Count every line where "weight" occurs. Give the total alone.

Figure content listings
───

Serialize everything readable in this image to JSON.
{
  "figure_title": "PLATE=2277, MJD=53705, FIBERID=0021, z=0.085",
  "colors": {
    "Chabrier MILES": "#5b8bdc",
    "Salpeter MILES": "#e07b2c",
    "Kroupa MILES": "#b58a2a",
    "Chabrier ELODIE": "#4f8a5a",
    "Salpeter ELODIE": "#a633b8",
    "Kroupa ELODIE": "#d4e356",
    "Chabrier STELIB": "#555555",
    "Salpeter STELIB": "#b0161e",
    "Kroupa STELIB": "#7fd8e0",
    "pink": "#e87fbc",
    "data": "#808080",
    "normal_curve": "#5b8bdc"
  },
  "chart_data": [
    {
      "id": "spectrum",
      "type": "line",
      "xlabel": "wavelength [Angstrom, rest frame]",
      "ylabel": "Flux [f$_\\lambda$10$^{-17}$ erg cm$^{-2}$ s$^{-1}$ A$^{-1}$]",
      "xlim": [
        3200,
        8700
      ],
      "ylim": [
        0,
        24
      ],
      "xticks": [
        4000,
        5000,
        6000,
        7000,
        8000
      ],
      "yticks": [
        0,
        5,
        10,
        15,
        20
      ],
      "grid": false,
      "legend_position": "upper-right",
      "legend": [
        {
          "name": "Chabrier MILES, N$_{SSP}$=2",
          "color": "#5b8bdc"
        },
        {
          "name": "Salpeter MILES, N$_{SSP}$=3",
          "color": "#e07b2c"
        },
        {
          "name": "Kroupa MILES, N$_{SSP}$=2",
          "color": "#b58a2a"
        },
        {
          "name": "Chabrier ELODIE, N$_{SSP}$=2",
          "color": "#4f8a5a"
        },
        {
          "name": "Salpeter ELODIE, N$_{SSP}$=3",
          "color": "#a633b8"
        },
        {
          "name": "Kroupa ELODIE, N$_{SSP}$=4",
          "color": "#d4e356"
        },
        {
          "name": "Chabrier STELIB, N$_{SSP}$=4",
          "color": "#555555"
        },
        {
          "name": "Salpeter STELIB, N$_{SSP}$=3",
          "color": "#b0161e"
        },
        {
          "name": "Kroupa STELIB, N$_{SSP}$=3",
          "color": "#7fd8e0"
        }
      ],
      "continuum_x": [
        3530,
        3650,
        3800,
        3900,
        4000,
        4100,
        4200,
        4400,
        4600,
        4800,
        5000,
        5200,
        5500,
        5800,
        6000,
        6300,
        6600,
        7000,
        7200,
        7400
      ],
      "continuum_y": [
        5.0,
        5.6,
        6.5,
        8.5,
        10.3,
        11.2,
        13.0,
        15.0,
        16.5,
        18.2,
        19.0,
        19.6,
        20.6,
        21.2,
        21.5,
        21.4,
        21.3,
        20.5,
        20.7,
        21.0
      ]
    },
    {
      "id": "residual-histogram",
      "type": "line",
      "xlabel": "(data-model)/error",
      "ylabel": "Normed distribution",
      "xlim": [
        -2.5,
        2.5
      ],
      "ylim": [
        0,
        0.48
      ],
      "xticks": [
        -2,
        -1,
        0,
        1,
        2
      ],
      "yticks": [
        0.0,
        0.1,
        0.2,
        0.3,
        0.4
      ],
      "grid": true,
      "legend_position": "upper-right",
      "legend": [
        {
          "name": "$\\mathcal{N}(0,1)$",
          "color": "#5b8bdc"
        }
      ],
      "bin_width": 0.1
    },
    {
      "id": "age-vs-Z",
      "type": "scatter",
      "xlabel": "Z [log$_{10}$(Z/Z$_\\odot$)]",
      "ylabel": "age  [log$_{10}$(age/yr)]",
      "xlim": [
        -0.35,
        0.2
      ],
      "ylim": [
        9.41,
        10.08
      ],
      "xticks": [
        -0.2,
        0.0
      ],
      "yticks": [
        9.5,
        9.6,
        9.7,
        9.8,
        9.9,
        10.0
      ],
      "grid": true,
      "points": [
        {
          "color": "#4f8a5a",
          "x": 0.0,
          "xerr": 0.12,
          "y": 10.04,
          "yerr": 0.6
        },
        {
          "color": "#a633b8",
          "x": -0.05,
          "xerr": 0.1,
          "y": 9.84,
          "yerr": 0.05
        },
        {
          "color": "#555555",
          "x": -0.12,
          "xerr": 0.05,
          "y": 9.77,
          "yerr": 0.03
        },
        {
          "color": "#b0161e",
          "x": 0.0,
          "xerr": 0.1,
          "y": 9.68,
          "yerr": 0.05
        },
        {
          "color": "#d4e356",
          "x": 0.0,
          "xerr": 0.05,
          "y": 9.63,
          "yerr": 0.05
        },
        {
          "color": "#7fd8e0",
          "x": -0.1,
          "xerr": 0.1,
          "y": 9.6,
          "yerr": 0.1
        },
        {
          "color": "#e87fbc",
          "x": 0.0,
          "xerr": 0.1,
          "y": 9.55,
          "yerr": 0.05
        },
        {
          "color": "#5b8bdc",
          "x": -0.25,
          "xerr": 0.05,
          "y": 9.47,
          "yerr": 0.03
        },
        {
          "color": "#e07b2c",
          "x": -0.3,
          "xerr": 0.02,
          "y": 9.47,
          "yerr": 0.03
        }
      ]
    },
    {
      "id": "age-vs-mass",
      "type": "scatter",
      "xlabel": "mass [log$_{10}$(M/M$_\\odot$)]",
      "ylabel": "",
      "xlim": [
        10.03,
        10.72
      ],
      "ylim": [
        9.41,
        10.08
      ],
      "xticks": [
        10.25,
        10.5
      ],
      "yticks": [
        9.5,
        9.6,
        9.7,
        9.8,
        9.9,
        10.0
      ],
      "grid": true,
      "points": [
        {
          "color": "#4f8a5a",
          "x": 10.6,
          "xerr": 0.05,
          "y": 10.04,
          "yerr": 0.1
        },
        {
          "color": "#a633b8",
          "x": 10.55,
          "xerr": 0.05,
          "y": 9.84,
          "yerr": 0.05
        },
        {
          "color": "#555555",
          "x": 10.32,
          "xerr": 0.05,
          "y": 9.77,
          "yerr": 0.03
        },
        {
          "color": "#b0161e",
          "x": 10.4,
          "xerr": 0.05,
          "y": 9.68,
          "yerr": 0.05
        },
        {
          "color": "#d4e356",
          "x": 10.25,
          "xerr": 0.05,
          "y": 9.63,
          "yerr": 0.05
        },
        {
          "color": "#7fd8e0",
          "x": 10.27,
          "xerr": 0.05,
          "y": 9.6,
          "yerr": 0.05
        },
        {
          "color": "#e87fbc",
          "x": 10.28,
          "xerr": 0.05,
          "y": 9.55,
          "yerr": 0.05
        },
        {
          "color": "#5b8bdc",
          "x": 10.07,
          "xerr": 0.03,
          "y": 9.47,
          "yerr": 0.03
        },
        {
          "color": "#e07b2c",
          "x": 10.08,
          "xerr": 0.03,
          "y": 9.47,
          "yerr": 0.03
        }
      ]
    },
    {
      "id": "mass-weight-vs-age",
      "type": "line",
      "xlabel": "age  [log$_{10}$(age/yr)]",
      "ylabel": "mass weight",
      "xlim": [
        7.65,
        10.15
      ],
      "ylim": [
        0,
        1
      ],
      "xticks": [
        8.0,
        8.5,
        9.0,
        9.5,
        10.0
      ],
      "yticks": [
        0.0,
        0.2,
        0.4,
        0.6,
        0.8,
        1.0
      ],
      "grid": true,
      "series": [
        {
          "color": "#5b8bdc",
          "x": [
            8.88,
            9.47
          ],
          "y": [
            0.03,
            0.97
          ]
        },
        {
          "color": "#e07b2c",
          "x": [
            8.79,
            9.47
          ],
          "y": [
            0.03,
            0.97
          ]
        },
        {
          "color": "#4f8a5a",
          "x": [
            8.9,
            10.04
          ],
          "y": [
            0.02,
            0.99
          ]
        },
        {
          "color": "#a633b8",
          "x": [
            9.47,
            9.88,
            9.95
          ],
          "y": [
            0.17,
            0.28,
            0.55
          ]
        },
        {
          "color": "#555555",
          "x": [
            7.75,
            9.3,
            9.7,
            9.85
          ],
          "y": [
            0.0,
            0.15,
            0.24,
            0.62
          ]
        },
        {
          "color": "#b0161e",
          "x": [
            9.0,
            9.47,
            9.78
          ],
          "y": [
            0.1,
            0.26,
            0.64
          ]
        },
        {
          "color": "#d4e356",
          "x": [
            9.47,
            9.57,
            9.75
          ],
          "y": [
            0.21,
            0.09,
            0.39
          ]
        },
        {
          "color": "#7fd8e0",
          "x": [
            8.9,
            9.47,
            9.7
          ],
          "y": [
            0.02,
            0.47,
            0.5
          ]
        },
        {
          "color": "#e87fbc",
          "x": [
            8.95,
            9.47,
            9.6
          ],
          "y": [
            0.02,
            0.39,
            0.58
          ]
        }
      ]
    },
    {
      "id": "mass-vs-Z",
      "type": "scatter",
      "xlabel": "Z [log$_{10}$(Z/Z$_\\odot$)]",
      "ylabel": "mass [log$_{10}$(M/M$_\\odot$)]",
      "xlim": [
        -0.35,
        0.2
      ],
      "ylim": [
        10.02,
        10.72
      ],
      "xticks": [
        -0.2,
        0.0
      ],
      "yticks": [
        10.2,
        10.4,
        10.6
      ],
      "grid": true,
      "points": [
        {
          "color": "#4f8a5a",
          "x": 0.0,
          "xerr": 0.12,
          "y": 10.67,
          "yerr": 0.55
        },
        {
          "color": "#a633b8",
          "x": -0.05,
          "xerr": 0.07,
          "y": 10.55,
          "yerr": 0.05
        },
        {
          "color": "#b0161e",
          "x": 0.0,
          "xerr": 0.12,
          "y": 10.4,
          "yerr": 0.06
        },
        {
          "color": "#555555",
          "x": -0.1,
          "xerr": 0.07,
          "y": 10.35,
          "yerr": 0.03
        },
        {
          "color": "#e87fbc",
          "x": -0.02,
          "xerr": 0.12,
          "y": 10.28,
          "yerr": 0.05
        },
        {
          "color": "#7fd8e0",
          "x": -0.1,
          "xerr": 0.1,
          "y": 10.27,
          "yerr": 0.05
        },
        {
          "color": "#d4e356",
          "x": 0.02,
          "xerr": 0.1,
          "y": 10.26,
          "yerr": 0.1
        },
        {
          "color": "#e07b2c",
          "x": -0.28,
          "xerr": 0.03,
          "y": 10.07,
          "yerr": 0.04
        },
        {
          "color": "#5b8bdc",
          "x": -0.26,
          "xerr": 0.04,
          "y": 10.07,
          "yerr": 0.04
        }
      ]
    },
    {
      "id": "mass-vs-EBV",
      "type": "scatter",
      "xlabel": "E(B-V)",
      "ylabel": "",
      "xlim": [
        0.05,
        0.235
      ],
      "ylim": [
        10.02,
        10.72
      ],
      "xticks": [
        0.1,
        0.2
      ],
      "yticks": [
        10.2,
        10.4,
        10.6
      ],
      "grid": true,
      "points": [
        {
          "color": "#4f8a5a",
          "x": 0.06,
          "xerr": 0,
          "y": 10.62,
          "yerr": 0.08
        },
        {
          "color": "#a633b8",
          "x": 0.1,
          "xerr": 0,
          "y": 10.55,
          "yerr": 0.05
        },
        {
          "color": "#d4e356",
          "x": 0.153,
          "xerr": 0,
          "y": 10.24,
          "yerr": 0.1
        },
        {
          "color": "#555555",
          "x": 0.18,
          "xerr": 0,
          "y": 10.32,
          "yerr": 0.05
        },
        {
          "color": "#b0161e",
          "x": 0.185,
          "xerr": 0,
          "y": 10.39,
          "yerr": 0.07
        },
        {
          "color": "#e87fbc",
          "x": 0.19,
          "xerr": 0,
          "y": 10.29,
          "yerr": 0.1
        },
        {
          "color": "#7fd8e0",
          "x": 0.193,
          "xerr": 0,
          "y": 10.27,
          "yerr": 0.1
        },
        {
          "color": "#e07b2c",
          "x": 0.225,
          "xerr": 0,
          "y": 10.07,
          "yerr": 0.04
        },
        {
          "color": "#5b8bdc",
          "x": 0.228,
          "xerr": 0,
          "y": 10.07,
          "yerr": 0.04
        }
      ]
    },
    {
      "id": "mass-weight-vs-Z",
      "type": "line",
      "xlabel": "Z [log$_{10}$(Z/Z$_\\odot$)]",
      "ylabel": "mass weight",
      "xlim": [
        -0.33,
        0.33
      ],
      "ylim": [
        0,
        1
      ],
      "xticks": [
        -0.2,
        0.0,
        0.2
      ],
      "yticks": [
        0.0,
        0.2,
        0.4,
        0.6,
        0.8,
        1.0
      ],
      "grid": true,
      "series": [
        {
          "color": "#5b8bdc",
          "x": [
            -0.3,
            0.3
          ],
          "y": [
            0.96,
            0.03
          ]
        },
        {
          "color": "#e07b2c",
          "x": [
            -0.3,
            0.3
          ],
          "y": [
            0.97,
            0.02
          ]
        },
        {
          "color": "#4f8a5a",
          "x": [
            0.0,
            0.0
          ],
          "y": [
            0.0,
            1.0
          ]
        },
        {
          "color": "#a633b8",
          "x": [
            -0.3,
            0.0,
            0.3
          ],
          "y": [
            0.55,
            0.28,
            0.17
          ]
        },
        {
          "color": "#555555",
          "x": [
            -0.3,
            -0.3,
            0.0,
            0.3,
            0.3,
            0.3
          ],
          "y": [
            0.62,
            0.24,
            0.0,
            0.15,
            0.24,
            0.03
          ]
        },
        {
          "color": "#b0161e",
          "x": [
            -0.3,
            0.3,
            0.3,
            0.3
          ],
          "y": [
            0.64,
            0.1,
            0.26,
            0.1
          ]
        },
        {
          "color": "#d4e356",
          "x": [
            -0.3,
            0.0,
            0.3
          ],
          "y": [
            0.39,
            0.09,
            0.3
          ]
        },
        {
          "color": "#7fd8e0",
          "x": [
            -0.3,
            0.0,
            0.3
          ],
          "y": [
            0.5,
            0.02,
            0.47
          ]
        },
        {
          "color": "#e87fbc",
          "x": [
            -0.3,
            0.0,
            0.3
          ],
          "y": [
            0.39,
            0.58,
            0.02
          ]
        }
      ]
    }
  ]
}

───

WRITTEN SOLUTION>
4